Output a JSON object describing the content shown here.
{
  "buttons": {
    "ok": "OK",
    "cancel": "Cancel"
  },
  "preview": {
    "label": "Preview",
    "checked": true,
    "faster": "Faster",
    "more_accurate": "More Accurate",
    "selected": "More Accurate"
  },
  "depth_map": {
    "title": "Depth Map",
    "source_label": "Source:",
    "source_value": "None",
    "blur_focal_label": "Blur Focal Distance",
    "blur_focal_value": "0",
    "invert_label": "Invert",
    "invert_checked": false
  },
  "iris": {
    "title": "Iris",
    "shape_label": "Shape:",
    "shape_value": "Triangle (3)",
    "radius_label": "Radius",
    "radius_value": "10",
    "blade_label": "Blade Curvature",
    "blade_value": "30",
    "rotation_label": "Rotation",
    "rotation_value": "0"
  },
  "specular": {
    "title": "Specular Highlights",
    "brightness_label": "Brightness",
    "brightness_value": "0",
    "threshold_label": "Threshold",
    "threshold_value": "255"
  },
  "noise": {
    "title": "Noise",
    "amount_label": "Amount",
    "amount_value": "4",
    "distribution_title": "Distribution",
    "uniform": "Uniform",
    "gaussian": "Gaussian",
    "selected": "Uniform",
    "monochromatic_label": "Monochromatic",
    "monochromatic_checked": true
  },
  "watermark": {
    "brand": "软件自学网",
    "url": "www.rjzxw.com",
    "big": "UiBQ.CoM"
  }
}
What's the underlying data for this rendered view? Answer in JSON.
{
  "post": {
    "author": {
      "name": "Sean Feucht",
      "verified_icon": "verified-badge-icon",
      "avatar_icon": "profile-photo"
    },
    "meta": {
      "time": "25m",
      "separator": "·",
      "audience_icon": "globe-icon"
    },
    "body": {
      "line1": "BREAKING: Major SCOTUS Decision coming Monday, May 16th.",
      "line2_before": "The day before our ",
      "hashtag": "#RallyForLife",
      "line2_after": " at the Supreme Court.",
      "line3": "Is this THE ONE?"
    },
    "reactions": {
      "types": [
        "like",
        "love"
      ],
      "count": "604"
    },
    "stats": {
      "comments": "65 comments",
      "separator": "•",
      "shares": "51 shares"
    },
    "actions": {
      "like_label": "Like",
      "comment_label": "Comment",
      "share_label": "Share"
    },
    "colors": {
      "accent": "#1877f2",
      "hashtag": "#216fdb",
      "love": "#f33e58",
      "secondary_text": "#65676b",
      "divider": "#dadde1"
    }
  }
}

==

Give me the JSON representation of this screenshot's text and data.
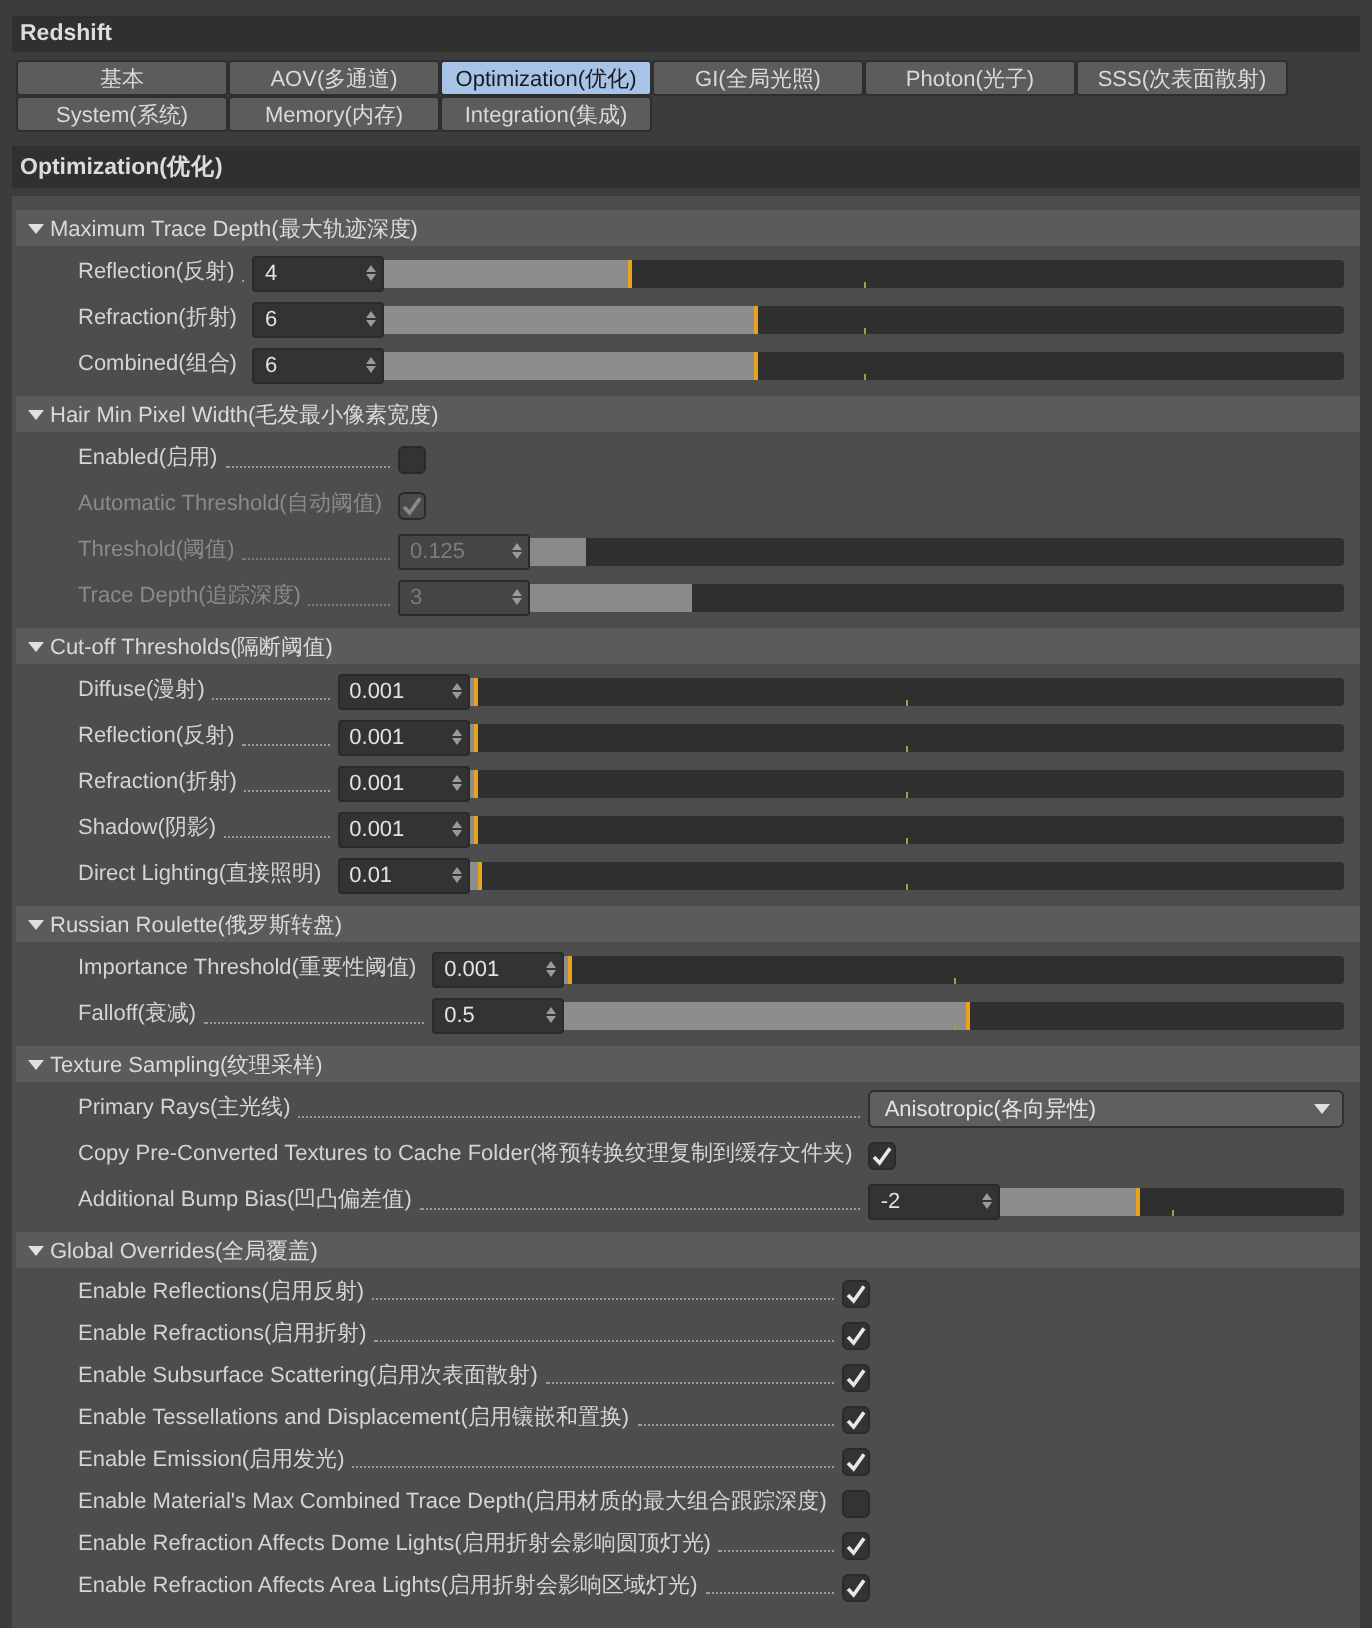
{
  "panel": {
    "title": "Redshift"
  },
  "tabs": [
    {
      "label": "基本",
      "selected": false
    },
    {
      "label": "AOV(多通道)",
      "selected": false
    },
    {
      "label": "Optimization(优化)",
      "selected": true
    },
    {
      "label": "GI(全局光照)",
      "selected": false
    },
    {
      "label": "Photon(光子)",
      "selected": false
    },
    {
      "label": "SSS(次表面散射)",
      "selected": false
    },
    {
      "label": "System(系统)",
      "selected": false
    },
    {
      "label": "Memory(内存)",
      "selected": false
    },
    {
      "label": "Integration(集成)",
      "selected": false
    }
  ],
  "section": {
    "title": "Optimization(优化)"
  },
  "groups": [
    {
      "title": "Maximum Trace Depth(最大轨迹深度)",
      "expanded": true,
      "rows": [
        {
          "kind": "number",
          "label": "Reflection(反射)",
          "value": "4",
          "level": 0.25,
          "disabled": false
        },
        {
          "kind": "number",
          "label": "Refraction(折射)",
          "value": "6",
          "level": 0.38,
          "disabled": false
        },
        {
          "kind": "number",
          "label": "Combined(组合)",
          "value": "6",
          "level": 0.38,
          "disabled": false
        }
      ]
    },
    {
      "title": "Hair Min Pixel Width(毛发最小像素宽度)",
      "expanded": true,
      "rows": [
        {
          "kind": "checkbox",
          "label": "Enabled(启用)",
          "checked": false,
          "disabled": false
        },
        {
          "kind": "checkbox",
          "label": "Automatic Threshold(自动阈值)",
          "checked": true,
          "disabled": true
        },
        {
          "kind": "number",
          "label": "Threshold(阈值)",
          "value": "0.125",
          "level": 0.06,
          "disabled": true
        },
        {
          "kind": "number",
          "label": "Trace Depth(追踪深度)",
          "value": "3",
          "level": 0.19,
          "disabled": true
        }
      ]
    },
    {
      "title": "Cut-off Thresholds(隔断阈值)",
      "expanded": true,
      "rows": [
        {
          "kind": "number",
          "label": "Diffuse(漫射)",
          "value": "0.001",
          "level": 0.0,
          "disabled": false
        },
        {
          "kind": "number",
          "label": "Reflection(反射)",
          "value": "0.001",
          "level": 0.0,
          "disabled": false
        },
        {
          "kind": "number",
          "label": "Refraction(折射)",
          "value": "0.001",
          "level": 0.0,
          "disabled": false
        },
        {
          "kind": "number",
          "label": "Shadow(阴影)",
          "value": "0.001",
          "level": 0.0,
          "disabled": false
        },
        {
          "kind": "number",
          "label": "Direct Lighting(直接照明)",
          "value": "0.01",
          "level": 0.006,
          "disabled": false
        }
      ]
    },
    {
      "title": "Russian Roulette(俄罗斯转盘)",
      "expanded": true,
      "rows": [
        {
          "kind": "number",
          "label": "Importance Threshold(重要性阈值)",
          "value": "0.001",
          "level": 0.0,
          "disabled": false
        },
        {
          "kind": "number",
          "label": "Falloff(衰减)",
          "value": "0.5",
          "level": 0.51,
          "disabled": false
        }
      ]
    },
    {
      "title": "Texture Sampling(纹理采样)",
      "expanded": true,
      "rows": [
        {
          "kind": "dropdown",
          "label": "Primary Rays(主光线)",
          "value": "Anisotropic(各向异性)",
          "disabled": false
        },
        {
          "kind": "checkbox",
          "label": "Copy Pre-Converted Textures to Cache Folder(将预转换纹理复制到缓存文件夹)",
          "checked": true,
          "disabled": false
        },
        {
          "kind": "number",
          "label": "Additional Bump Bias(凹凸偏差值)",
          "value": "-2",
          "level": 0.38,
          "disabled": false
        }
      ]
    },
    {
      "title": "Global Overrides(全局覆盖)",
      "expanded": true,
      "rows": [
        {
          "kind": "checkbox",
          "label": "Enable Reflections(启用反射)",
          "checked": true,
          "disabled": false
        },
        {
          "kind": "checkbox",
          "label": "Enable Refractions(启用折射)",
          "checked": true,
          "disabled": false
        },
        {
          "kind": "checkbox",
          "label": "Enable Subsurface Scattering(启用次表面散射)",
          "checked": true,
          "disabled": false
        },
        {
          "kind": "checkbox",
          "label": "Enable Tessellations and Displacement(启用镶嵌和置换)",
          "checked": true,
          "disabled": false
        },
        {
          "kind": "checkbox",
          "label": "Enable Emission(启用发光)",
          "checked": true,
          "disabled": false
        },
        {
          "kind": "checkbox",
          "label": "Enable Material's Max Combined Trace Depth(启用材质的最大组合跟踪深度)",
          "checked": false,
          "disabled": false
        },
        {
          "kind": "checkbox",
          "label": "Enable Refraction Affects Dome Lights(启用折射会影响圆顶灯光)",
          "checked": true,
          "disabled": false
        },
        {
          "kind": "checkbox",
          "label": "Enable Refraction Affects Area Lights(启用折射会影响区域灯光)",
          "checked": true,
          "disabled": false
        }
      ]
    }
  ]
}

◆ Task goal ◆
Find every line in the listing that holds the string "Accurate", then say how many there are as a bare number.

◆ Task result ◆
2